Data items
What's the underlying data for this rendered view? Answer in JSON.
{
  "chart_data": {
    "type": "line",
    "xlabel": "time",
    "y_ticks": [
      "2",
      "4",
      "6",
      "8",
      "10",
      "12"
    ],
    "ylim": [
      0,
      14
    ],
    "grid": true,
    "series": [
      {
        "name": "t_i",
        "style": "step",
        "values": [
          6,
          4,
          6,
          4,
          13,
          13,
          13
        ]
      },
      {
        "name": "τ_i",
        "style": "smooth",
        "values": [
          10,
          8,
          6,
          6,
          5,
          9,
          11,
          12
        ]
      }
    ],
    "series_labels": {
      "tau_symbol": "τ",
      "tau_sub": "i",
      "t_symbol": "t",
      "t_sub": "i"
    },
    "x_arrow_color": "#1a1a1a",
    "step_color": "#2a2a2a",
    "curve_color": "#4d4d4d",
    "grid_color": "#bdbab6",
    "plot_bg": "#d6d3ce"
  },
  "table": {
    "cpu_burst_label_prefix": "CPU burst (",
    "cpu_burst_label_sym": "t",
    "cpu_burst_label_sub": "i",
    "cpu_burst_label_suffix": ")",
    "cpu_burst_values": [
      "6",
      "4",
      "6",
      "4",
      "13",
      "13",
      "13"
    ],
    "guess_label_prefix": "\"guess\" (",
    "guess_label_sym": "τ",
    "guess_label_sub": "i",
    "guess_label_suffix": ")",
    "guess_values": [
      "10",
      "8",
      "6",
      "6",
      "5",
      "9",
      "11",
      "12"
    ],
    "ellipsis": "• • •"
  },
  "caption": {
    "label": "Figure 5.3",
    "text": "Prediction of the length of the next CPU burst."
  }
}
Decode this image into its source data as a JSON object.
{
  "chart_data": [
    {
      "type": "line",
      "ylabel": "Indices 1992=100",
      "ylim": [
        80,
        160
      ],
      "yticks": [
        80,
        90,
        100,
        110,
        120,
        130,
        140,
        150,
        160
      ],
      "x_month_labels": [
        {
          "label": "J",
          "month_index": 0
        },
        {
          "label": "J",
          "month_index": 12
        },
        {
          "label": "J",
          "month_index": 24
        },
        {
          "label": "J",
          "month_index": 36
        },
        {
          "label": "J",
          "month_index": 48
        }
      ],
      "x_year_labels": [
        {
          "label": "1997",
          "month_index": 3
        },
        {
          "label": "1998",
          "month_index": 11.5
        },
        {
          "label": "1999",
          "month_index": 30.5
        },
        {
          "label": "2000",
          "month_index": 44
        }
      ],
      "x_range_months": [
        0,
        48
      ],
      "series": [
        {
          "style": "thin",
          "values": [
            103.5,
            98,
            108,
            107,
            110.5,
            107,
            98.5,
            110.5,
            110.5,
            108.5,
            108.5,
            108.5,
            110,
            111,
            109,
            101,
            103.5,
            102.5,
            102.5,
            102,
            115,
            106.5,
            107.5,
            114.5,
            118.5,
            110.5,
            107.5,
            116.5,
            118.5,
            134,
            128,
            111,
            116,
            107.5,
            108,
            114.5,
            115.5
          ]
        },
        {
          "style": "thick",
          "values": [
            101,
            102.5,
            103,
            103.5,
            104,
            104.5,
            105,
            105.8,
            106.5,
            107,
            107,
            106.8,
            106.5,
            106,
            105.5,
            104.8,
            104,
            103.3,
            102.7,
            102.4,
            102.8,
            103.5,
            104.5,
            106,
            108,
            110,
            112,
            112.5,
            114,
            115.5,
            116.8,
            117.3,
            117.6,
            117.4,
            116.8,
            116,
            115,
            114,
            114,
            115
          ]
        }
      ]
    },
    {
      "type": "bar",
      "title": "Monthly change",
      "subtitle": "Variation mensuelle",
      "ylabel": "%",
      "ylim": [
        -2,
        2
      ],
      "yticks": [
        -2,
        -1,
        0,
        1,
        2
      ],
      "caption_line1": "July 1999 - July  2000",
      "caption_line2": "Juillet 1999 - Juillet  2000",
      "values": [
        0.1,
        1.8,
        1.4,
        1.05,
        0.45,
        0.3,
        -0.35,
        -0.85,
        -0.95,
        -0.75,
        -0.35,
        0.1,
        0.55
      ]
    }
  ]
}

◆ **WRITTEN REQUEST**
Find and copy each line above that includes the string "style".

◆ **SOLUTION FOR THIS EXERCISE**
        "style": "step",
        "style": "smooth",
          "style": "thin",
          "style": "thick",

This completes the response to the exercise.